GOAL —
Nothing in the data should change when you return it, but leave the pictures out.

Raw records:
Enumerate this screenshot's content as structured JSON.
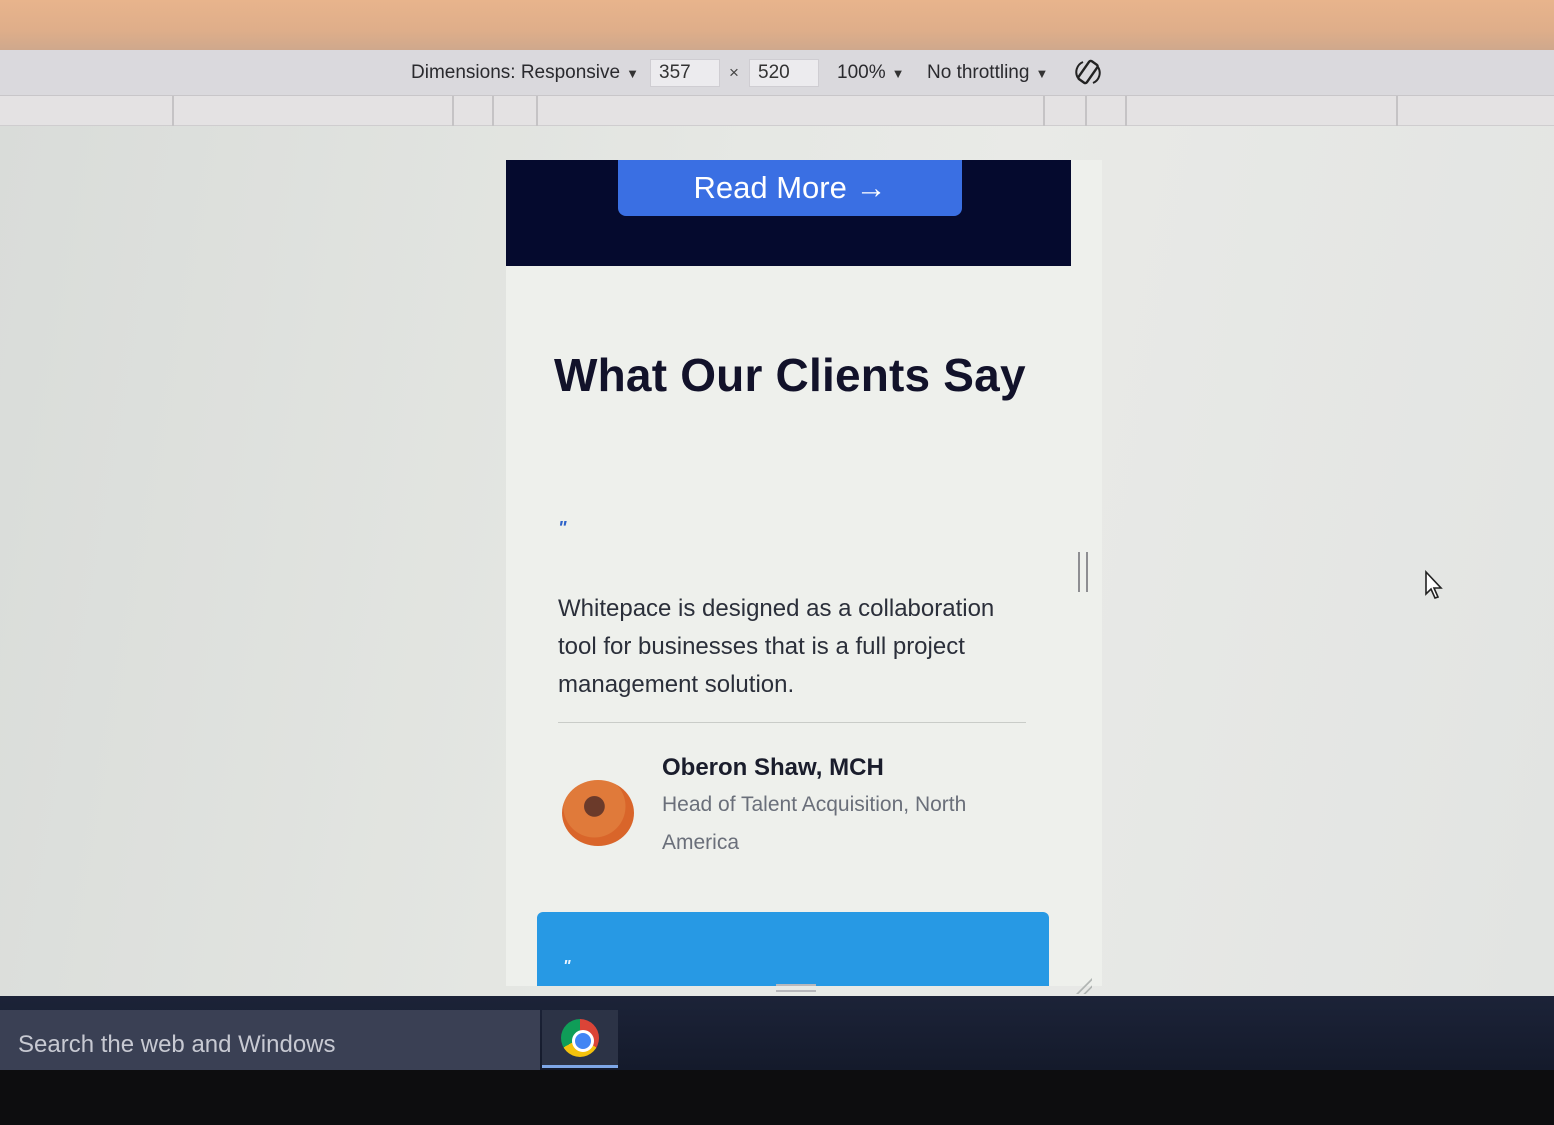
{
  "device_toolbar": {
    "dimensions_label": "Dimensions: Responsive",
    "width_value": "357",
    "times_symbol": "×",
    "height_value": "520",
    "zoom_label": "100%",
    "throttling_label": "No throttling",
    "dropdown_caret": "▼",
    "rotate_icon": "rotate-icon"
  },
  "page": {
    "read_more_label": "Read More →",
    "testimonials": {
      "title": "What Our Clients Say",
      "quote_mark": "\"",
      "quote": "Whitepace is designed as a collaboration tool for businesses that is a full project management solution.",
      "author_name": "Oberon Shaw, MCH",
      "author_role": "Head of Talent Acquisition, North America"
    },
    "next_card_quote_mark": "\""
  },
  "taskbar": {
    "search_placeholder": "Search the web and Windows",
    "pinned_app": "chrome-icon"
  },
  "colors": {
    "hero_band": "#050a2e",
    "button_blue": "#3a6fe3",
    "card_blue": "#2799e4",
    "title_text": "#12122a"
  }
}
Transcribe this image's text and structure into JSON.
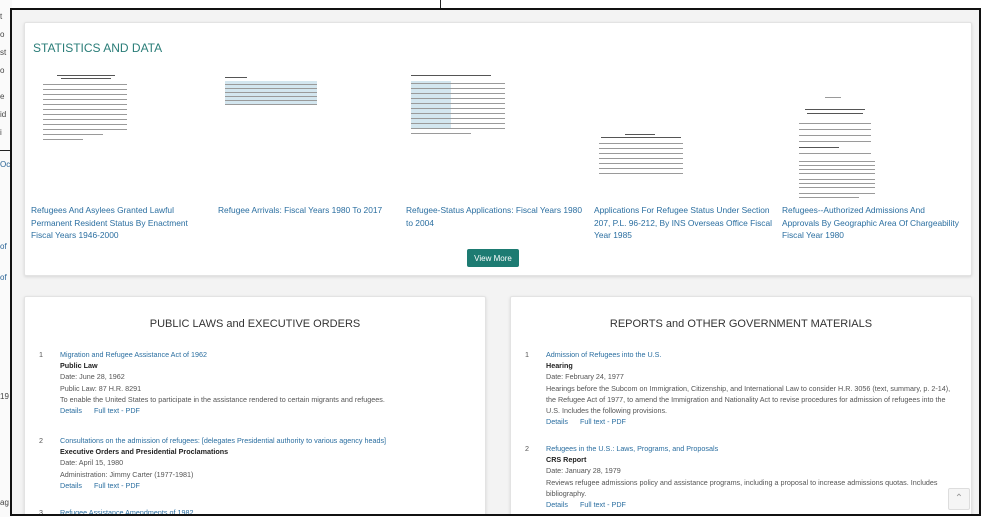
{
  "statistics": {
    "heading": "STATISTICS AND DATA",
    "items": [
      {
        "title": "Refugees And Asylees Granted Lawful Permanent Resident Status By Enactment Fiscal Years 1946-2000"
      },
      {
        "title": "Refugee Arrivals: Fiscal Years 1980 To 2017"
      },
      {
        "title": "Refugee-Status Applications: Fiscal Years 1980 to 2004"
      },
      {
        "title": "Applications For Refugee Status Under Section 207, P.L. 96-212, By INS Overseas Office Fiscal Year 1985"
      },
      {
        "title": "Refugees--Authorized Admissions And Approvals By Geographic Area Of Chargeability Fiscal Year 1980"
      }
    ],
    "view_more_label": "View More"
  },
  "laws": {
    "heading": "PUBLIC LAWS and EXECUTIVE ORDERS",
    "entries": [
      {
        "number": "1",
        "title": "Migration and Refugee Assistance Act of 1962",
        "kind": "Public Law",
        "date": "Date: June 28, 1962",
        "meta": "Public Law: 87 H.R. 8291",
        "desc": "To enable the United States to participate in the assistance rendered to certain migrants and refugees.",
        "details": "Details",
        "fulltext": "Full text - PDF"
      },
      {
        "number": "2",
        "title": "Consultations on the admission of refugees: [delegates Presidential authority to various agency heads]",
        "kind": "Executive Orders and Presidential Proclamations",
        "date": "Date: April 15, 1980",
        "meta": "Administration: Jimmy Carter (1977-1981)",
        "details": "Details",
        "fulltext": "Full text - PDF"
      },
      {
        "number": "3",
        "title": "Refugee Assistance Amendments of 1982"
      }
    ]
  },
  "reports": {
    "heading": "REPORTS and OTHER GOVERNMENT MATERIALS",
    "entries": [
      {
        "number": "1",
        "title": "Admission of Refugees into the U.S.",
        "kind": "Hearing",
        "date": "Date: February 24, 1977",
        "desc": "Hearings before the Subcom on Immigration, Citizenship, and International Law to consider H.R. 3056 (text, summary, p. 2-14), the Refugee Act of 1977, to amend the Immigration and Nationality Act to revise procedures for admission of refugees into the U.S. Includes the following provisions.",
        "details": "Details",
        "fulltext": "Full text - PDF"
      },
      {
        "number": "2",
        "title": "Refugees in the U.S.: Laws, Programs, and Proposals",
        "kind": "CRS Report",
        "date": "Date: January 28, 1979",
        "desc": "Reviews refugee admissions policy and assistance programs, including a proposal to increase admissions quotas. Includes bibliography.",
        "details": "Details",
        "fulltext": "Full text - PDF"
      }
    ]
  },
  "background_fragments": [
    "t",
    "o",
    "st",
    "o",
    "e",
    "id",
    "i",
    "Oc",
    "of",
    "of",
    "19",
    "ag"
  ]
}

TASK RESULT —
Enumerate this screenshot's content as structured JSON.
{
  "device_toolbar": {
    "dimensions_label": "Dimensions: Responsive",
    "width_value": "357",
    "times_symbol": "×",
    "height_value": "520",
    "zoom_label": "100%",
    "throttling_label": "No throttling",
    "dropdown_caret": "▼",
    "rotate_icon": "rotate-icon"
  },
  "page": {
    "read_more_label": "Read More →",
    "testimonials": {
      "title": "What Our Clients Say",
      "quote_mark": "\"",
      "quote": "Whitepace is designed as a collaboration tool for businesses that is a full project management solution.",
      "author_name": "Oberon Shaw, MCH",
      "author_role": "Head of Talent Acquisition, North America"
    },
    "next_card_quote_mark": "\""
  },
  "taskbar": {
    "search_placeholder": "Search the web and Windows",
    "pinned_app": "chrome-icon"
  },
  "colors": {
    "hero_band": "#050a2e",
    "button_blue": "#3a6fe3",
    "card_blue": "#2799e4",
    "title_text": "#12122a"
  }
}
Transcribe this image's text and structure into JSON.
{
  "statistics": {
    "heading": "STATISTICS AND DATA",
    "items": [
      {
        "title": "Refugees And Asylees Granted Lawful Permanent Resident Status By Enactment Fiscal Years 1946-2000"
      },
      {
        "title": "Refugee Arrivals: Fiscal Years 1980 To 2017"
      },
      {
        "title": "Refugee-Status Applications: Fiscal Years 1980 to 2004"
      },
      {
        "title": "Applications For Refugee Status Under Section 207, P.L. 96-212, By INS Overseas Office Fiscal Year 1985"
      },
      {
        "title": "Refugees--Authorized Admissions And Approvals By Geographic Area Of Chargeability Fiscal Year 1980"
      }
    ],
    "view_more_label": "View More"
  },
  "laws": {
    "heading": "PUBLIC LAWS and EXECUTIVE ORDERS",
    "entries": [
      {
        "number": "1",
        "title": "Migration and Refugee Assistance Act of 1962",
        "kind": "Public Law",
        "date": "Date: June 28, 1962",
        "meta": "Public Law: 87 H.R. 8291",
        "desc": "To enable the United States to participate in the assistance rendered to certain migrants and refugees.",
        "details": "Details",
        "fulltext": "Full text - PDF"
      },
      {
        "number": "2",
        "title": "Consultations on the admission of refugees: [delegates Presidential authority to various agency heads]",
        "kind": "Executive Orders and Presidential Proclamations",
        "date": "Date: April 15, 1980",
        "meta": "Administration: Jimmy Carter (1977-1981)",
        "details": "Details",
        "fulltext": "Full text - PDF"
      },
      {
        "number": "3",
        "title": "Refugee Assistance Amendments of 1982"
      }
    ]
  },
  "reports": {
    "heading": "REPORTS and OTHER GOVERNMENT MATERIALS",
    "entries": [
      {
        "number": "1",
        "title": "Admission of Refugees into the U.S.",
        "kind": "Hearing",
        "date": "Date: February 24, 1977",
        "desc": "Hearings before the Subcom on Immigration, Citizenship, and International Law to consider H.R. 3056 (text, summary, p. 2-14), the Refugee Act of 1977, to amend the Immigration and Nationality Act to revise procedures for admission of refugees into the U.S. Includes the following provisions.",
        "details": "Details",
        "fulltext": "Full text - PDF"
      },
      {
        "number": "2",
        "title": "Refugees in the U.S.: Laws, Programs, and Proposals",
        "kind": "CRS Report",
        "date": "Date: January 28, 1979",
        "desc": "Reviews refugee admissions policy and assistance programs, including a proposal to increase admissions quotas. Includes bibliography.",
        "details": "Details",
        "fulltext": "Full text - PDF"
      }
    ]
  },
  "background_fragments": [
    "t",
    "o",
    "st",
    "o",
    "e",
    "id",
    "i",
    "Oc",
    "of",
    "of",
    "19",
    "ag"
  ]
}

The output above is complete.